Aim of the task>
The entire listing is to be repeated verbatim.
+++ The input +++
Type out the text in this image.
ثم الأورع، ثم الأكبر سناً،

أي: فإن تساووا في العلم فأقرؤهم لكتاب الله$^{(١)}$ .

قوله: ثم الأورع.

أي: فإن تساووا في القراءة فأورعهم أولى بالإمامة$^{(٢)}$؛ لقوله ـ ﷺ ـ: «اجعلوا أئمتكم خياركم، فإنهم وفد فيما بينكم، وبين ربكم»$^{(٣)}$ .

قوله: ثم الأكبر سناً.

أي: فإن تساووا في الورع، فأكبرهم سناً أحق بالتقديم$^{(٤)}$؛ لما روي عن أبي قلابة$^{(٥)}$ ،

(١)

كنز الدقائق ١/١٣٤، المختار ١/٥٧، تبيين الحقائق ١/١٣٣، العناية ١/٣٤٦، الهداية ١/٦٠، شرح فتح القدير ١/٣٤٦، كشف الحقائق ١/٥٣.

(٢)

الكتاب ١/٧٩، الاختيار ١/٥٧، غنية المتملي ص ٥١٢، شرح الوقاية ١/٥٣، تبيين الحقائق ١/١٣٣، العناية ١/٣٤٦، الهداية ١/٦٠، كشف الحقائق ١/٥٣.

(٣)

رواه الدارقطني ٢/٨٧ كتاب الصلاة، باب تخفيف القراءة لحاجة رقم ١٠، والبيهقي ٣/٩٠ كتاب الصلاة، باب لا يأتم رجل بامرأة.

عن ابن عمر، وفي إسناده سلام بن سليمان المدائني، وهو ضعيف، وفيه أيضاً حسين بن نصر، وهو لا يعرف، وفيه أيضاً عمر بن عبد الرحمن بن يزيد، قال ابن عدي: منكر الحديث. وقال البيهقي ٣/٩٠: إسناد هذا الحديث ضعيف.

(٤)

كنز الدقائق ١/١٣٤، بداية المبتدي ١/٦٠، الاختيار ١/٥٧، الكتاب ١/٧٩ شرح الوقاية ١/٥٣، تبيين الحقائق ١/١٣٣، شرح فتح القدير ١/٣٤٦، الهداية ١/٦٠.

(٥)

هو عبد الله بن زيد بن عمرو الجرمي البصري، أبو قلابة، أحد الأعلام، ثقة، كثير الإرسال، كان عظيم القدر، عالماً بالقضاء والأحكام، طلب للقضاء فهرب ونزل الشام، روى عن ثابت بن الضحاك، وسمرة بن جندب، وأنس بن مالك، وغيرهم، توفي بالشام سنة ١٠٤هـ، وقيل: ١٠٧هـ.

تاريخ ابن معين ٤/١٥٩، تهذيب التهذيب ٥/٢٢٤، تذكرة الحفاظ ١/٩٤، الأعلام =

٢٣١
+++
Answer for this exercise>
Type out the text in this image.
ثم الأورع، ثم الأكبر سناً،

أي: فإن تساووا في العلم فأقرؤهم لكتاب الله$^{(١)}$ .

قوله: ثم الأورع.

أي: فإن تساووا في القراءة فأورعهم أولى بالإمامة$^{(٢)}$؛ لقوله ـ ﷺ ـ: «اجعلوا أئمتكم خياركم، فإنهم وفد فيما بينكم، وبين ربكم»$^{(٣)}$ .

قوله: ثم الأكبر سناً.

أي: فإن تساووا في الورع، فأكبرهم سناً أحق بالتقديم$^{(٤)}$؛ لما روي عن أبي قلابة$^{(٥)}$ ،

(١)

كنز الدقائق ١/١٣٤، المختار ١/٥٧، تبيين الحقائق ١/١٣٣، العناية ١/٣٤٦، الهداية ١/٦٠، شرح فتح القدير ١/٣٤٦، كشف الحقائق ١/٥٣.

(٢)

الكتاب ١/٧٩، الاختيار ١/٥٧، غنية المتملي ص ٥١٢، شرح الوقاية ١/٥٣، تبيين الحقائق ١/١٣٣، العناية ١/٣٤٦، الهداية ١/٦٠، كشف الحقائق ١/٥٣.

(٣)

رواه الدارقطني ٢/٨٧ كتاب الصلاة، باب تخفيف القراءة لحاجة رقم ١٠، والبيهقي ٣/٩٠ كتاب الصلاة، باب لا يأتم رجل بامرأة.

عن ابن عمر، وفي إسناده سلام بن سليمان المدائني، وهو ضعيف، وفيه أيضاً حسين بن نصر، وهو لا يعرف، وفيه أيضاً عمر بن عبد الرحمن بن يزيد، قال ابن عدي: منكر الحديث. وقال البيهقي ٣/٩٠: إسناد هذا الحديث ضعيف.

(٤)

كنز الدقائق ١/١٣٤، بداية المبتدي ١/٦٠، الاختيار ١/٥٧، الكتاب ١/٧٩ شرح الوقاية ١/٥٣، تبيين الحقائق ١/١٣٣، شرح فتح القدير ١/٣٤٦، الهداية ١/٦٠.

(٥)

هو عبد الله بن زيد بن عمرو الجرمي البصري، أبو قلابة، أحد الأعلام، ثقة، كثير الإرسال، كان عظيم القدر، عالماً بالقضاء والأحكام، طلب للقضاء فهرب ونزل الشام، روى عن ثابت بن الضحاك، وسمرة بن جندب، وأنس بن مالك، وغيرهم، توفي بالشام سنة ١٠٤هـ، وقيل: ١٠٧هـ.

تاريخ ابن معين ٤/١٥٩، تهذيب التهذيب ٥/٢٢٤، تذكرة الحفاظ ١/٩٤، الأعلام =

٢٣١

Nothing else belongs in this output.